§ EXTRACTED DATA:
- - - -

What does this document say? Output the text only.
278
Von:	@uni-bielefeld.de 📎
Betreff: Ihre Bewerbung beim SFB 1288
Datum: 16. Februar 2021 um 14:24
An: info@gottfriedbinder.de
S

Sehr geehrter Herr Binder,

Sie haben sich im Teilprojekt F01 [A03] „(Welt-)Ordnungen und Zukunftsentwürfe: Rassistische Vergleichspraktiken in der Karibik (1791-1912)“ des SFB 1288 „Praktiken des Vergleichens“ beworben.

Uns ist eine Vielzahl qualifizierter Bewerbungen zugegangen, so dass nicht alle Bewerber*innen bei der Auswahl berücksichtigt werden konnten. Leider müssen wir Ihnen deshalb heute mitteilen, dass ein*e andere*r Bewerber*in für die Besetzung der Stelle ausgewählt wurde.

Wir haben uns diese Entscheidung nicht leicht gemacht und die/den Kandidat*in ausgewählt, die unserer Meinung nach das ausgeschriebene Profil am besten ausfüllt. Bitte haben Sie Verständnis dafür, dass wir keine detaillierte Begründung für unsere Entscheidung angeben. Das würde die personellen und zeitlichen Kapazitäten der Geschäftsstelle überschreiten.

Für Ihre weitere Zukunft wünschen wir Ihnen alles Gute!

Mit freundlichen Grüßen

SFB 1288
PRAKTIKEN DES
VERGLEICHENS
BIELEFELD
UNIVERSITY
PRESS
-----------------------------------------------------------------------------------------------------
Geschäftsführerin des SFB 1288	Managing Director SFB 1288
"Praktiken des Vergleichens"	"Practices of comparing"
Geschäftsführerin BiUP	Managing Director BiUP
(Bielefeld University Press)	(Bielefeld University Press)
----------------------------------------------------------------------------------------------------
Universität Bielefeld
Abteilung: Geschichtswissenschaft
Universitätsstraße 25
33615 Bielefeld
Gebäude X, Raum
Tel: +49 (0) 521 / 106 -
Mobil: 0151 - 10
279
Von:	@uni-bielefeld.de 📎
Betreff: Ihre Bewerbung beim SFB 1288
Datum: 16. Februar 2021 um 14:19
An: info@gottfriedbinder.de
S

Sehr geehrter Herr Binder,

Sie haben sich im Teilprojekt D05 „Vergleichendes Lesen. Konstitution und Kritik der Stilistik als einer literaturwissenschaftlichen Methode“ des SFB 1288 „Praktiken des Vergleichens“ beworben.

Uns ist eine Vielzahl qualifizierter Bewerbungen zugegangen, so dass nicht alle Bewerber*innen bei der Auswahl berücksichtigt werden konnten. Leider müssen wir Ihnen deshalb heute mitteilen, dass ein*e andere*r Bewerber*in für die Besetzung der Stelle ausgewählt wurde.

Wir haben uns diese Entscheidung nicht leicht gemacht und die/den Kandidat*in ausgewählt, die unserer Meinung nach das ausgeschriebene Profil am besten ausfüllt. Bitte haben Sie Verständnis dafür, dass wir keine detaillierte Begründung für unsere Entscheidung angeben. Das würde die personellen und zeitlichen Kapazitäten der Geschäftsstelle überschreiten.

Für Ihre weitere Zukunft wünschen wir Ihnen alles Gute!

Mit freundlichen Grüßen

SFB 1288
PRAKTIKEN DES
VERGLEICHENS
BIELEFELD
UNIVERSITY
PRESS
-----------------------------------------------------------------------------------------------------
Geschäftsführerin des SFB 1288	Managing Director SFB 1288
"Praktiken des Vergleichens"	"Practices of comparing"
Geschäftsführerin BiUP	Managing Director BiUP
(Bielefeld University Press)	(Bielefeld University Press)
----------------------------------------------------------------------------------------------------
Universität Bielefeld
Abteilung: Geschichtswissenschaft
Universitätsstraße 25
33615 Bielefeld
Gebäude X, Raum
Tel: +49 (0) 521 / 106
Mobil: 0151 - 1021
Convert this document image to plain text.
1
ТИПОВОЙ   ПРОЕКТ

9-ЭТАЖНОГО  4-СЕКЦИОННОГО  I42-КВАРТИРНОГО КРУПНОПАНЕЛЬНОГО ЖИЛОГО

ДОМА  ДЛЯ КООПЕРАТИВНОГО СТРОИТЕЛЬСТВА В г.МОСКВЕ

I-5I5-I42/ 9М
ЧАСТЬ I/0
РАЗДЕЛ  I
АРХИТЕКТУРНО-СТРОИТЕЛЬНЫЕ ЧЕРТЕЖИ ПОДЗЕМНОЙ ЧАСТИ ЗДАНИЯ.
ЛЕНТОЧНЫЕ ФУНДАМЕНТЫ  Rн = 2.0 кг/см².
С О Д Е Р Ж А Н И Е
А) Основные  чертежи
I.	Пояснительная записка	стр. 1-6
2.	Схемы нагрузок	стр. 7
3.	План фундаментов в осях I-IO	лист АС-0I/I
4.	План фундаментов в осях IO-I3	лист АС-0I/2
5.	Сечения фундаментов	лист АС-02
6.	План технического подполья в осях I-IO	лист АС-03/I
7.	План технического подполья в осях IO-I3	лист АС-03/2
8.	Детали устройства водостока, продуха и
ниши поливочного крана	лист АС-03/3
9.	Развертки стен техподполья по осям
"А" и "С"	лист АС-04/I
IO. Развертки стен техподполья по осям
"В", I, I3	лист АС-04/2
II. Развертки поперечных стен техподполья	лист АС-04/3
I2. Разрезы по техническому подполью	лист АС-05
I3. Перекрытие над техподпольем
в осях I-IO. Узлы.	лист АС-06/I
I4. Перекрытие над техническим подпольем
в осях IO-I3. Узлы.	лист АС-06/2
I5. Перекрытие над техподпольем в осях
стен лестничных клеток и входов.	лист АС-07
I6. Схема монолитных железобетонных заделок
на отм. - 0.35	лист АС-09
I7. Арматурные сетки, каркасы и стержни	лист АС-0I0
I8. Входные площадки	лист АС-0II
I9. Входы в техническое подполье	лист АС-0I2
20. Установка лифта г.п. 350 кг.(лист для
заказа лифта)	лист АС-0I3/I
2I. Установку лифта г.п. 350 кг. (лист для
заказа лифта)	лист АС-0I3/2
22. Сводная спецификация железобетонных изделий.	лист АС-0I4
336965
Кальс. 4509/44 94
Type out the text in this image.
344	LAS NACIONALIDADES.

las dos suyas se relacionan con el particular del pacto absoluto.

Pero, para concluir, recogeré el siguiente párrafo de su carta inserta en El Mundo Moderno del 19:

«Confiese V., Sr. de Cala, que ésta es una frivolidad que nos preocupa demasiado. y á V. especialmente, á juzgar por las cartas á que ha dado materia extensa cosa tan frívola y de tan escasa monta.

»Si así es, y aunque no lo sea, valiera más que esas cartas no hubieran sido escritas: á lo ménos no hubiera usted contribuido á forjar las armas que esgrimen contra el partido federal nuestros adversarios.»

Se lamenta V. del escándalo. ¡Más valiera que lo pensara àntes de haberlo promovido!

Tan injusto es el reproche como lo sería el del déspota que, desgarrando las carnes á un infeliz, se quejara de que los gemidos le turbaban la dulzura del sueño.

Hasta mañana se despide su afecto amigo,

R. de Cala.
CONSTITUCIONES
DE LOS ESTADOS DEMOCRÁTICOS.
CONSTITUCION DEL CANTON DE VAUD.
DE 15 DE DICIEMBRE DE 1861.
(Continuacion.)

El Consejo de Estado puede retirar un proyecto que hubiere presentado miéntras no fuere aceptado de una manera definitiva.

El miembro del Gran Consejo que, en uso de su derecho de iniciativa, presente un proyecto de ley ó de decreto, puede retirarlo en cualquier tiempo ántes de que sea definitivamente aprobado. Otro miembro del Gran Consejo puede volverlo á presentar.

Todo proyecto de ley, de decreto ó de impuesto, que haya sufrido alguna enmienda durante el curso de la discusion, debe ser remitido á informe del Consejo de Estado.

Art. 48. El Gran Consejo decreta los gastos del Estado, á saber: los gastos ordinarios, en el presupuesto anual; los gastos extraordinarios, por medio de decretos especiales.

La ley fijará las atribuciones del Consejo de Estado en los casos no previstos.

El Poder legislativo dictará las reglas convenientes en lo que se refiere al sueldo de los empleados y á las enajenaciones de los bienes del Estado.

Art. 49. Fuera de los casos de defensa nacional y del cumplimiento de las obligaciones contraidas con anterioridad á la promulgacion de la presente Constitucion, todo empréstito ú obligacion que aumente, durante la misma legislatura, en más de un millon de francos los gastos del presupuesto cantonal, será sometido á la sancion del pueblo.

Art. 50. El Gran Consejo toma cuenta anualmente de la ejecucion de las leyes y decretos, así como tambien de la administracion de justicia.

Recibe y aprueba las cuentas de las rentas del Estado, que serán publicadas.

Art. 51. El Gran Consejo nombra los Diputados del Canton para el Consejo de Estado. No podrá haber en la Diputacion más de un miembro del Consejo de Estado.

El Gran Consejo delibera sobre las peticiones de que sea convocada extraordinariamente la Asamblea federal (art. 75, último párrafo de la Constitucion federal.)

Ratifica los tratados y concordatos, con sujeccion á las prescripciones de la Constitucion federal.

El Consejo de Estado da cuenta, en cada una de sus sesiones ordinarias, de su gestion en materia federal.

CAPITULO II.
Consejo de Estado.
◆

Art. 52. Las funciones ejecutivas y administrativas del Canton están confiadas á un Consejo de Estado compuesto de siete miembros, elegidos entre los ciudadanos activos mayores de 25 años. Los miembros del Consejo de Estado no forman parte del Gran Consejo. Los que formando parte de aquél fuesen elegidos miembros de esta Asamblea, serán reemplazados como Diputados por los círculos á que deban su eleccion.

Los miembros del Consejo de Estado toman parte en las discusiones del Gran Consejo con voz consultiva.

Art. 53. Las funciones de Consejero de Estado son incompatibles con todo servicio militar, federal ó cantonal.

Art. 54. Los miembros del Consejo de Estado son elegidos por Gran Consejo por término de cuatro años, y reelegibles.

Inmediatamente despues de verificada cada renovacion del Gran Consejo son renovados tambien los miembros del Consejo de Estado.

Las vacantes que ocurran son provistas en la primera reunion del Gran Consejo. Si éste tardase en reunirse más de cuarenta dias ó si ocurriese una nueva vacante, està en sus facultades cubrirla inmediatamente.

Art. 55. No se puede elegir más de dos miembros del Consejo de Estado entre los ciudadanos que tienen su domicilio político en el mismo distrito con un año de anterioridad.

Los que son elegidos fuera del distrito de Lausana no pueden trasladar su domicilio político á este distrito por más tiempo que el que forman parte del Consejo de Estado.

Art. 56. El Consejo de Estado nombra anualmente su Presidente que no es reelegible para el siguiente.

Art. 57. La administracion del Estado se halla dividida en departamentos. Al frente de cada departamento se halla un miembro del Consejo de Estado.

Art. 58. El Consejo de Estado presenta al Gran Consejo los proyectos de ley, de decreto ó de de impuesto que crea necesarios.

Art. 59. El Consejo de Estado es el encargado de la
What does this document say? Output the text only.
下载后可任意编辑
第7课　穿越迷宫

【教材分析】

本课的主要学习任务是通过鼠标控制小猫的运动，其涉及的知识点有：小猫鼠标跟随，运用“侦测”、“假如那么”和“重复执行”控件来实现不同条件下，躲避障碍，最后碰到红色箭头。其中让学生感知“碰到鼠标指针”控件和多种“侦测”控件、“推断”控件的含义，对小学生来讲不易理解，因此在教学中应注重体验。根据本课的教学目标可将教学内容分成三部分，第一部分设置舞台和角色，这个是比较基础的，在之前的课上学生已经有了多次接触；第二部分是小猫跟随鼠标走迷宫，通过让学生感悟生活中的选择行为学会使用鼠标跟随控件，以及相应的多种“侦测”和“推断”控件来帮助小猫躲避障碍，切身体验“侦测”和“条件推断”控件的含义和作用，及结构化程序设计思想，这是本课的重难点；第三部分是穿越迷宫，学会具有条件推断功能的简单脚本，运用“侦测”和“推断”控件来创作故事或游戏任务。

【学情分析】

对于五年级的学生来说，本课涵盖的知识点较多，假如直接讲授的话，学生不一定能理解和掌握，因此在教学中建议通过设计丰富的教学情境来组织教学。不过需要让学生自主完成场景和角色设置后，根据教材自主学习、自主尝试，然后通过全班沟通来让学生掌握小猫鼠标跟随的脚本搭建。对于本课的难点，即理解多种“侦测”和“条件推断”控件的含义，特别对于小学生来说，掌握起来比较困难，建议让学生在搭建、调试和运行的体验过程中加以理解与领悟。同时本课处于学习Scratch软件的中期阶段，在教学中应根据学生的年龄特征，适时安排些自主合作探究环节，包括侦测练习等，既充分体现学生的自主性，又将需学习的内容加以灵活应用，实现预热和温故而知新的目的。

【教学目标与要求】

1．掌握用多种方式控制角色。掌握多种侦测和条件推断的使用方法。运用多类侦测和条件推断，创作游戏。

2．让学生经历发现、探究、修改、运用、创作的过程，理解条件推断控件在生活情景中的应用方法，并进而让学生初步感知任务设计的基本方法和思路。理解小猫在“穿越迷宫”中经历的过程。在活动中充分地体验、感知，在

- - - -

§ EXERCISE: Every line above that contains the word "distrito" should be reported.

§ OUTPUT OF THE TASK:
Art. 55. No se puede elegir más de dos miembros del Consejo de Estado entre los ciudadanos que tienen su domicilio político en el mismo distrito con un año de anterioridad.
Los que son elegidos fuera del distrito de Lausana no pueden trasladar su domicilio político á este distrito por más tiempo que el que forman parte del Consejo de Estado.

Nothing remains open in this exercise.